Work to complete » Identify the lines bearing the string "SortEntries" and gather them.

Exercise input »
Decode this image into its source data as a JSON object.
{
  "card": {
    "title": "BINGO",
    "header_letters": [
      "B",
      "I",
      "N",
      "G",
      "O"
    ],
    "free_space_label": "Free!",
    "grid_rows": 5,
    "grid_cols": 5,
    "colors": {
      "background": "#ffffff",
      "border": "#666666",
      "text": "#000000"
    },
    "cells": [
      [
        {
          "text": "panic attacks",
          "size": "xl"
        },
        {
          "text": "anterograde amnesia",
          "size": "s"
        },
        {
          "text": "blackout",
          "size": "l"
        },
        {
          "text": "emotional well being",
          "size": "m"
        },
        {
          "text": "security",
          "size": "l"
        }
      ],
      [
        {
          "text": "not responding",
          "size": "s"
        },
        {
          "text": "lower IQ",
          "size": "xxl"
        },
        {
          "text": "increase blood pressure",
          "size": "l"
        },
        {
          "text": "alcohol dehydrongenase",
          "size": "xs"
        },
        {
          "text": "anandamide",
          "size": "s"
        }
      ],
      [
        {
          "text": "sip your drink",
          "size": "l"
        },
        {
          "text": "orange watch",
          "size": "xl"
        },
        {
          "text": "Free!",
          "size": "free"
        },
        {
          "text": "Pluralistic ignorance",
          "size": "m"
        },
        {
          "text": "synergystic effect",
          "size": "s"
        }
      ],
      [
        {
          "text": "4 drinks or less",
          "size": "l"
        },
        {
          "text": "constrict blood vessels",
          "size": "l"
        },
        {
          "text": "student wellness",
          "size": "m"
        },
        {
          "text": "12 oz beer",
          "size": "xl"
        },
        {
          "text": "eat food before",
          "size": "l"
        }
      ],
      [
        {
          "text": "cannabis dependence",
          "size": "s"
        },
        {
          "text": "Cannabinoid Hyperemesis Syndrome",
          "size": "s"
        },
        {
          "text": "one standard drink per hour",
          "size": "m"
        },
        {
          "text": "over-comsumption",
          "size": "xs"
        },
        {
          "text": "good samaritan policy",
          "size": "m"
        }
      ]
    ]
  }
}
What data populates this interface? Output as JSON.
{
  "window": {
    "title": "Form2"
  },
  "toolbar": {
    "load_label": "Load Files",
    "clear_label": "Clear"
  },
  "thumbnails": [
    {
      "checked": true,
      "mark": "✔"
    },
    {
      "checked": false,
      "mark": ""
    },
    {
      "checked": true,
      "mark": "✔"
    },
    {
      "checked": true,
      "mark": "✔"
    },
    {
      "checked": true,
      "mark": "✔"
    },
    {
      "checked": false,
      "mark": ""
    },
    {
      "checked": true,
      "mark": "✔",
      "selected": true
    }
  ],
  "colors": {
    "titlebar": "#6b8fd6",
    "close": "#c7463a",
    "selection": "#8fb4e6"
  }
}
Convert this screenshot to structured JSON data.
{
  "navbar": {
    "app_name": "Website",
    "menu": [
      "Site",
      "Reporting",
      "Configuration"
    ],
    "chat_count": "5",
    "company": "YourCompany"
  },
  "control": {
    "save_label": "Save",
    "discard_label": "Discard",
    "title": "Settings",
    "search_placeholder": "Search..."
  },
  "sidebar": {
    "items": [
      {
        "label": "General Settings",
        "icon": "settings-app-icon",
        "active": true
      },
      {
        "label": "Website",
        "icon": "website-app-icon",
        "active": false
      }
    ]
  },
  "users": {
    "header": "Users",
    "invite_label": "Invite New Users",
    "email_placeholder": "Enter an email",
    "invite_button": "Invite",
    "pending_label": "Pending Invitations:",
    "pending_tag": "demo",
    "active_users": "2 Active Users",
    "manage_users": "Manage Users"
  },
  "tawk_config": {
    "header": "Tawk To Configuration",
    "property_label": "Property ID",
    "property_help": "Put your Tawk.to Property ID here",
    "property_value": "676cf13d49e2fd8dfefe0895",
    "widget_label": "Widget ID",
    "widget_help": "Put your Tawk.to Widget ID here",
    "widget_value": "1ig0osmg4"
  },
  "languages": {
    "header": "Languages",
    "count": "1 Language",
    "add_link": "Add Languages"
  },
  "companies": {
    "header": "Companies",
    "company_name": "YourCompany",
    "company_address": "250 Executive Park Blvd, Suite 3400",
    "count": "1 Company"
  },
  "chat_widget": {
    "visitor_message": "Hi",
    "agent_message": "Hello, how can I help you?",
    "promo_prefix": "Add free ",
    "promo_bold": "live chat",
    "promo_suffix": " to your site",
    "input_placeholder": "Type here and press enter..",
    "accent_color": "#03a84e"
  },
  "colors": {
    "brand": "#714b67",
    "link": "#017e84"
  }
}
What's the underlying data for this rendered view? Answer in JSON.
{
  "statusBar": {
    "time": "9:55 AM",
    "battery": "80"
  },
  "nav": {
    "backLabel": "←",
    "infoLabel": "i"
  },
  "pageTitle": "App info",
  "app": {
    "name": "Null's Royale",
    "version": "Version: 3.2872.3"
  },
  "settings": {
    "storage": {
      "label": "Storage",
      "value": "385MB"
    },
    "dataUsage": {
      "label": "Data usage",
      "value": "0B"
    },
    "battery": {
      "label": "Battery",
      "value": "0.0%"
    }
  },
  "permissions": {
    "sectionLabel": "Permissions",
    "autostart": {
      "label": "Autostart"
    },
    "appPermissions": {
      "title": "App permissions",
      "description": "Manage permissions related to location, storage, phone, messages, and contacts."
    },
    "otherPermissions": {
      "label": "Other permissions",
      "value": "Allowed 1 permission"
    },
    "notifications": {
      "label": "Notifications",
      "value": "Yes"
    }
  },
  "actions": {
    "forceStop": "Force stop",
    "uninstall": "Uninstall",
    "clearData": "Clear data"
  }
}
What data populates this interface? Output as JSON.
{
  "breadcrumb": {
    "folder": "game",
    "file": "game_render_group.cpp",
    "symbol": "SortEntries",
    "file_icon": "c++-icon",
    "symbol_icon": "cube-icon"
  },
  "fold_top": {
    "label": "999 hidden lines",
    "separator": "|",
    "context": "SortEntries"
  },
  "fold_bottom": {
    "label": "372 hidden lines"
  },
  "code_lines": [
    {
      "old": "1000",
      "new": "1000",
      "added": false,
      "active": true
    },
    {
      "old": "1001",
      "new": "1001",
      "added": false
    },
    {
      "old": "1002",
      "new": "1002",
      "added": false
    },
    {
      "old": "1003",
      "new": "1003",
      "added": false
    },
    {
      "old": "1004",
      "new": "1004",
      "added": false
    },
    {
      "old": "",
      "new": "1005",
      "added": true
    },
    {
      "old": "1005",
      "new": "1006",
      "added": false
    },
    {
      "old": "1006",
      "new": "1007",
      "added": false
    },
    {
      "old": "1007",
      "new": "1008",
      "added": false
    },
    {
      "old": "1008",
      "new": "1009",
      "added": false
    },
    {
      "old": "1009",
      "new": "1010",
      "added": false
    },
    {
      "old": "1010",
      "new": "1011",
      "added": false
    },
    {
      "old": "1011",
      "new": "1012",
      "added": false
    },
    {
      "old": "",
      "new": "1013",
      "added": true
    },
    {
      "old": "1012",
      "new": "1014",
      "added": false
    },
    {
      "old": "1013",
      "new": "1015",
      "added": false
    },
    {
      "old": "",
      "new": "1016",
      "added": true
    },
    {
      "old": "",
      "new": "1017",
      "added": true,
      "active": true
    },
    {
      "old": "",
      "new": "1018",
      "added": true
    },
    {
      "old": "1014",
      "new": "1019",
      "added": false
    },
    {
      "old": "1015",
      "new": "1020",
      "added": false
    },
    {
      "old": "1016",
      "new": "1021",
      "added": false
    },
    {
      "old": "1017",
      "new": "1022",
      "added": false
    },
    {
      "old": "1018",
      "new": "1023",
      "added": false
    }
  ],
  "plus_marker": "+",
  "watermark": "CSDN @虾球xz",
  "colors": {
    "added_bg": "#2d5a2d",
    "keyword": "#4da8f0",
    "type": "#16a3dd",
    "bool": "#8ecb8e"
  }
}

Output of the task »
    "symbol": "SortEntries",
    "context": "SortEntries"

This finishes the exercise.